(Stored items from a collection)
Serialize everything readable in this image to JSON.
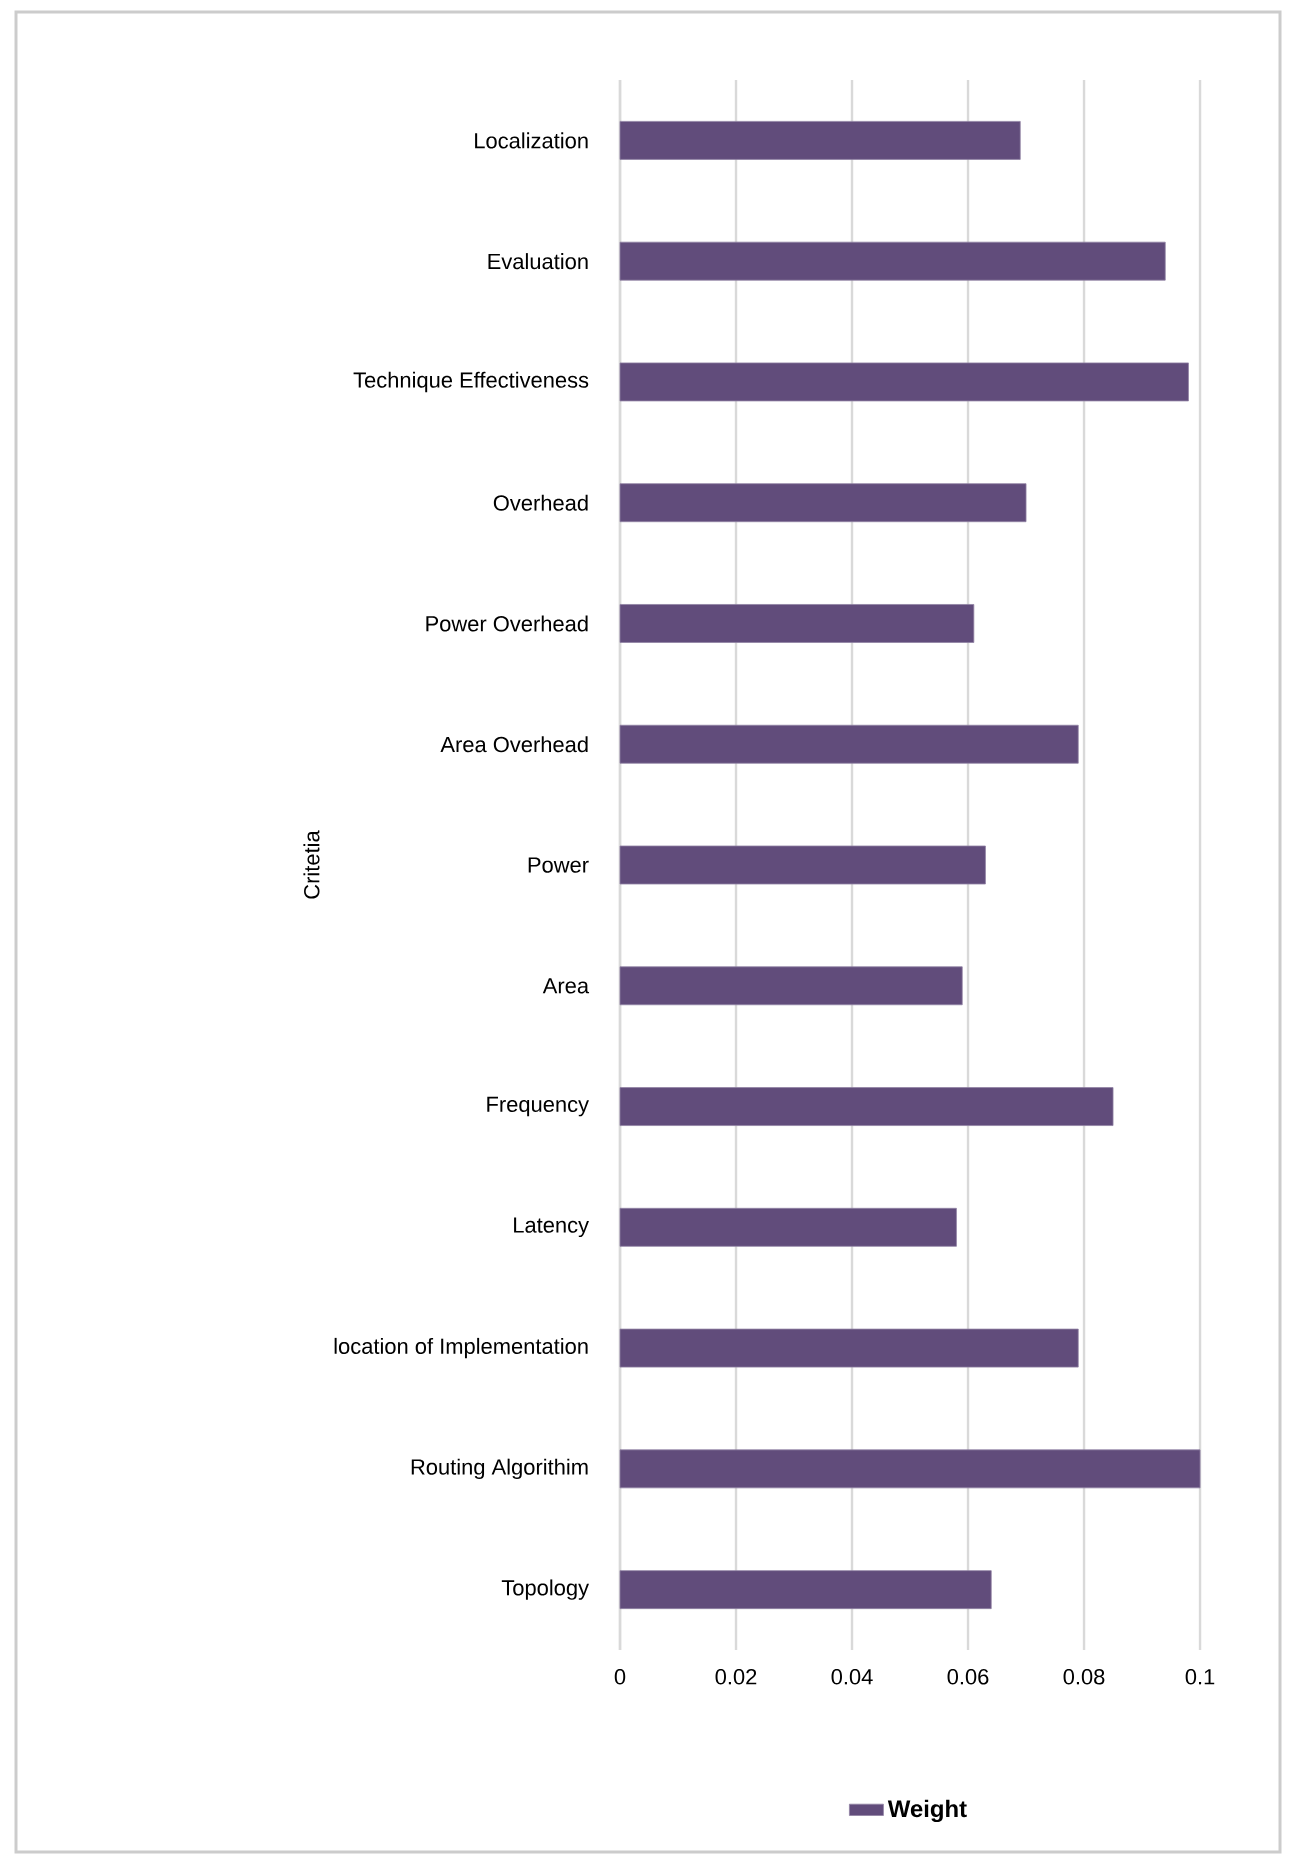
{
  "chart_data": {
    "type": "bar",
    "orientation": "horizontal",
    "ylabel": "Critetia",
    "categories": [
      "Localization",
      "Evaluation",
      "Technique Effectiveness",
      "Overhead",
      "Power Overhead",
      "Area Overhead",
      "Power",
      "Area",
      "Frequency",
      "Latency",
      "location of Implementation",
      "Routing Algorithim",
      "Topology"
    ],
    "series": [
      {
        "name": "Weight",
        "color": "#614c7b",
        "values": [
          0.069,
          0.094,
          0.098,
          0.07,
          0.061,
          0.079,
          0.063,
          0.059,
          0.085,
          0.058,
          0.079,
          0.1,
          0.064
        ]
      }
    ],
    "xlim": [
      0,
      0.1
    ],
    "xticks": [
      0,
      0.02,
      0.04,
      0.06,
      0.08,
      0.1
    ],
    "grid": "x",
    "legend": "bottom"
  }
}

THE EXERCISE: Each record above is to be restated exactly, with its pictures removed from the copy.

RESULT FOR THIS TASK:
Serialize everything readable in this image to JSON.
{
  "chart_data": {
    "type": "bar",
    "orientation": "horizontal",
    "ylabel": "Critetia",
    "categories": [
      "Localization",
      "Evaluation",
      "Technique Effectiveness",
      "Overhead",
      "Power Overhead",
      "Area Overhead",
      "Power",
      "Area",
      "Frequency",
      "Latency",
      "location of Implementation",
      "Routing Algorithim",
      "Topology"
    ],
    "series": [
      {
        "name": "Weight",
        "color": "#614c7b",
        "values": [
          0.069,
          0.094,
          0.098,
          0.07,
          0.061,
          0.079,
          0.063,
          0.059,
          0.085,
          0.058,
          0.079,
          0.1,
          0.064
        ]
      }
    ],
    "xlim": [
      0,
      0.1
    ],
    "xticks": [
      0,
      0.02,
      0.04,
      0.06,
      0.08,
      0.1
    ],
    "grid": "x",
    "legend": "bottom"
  }
}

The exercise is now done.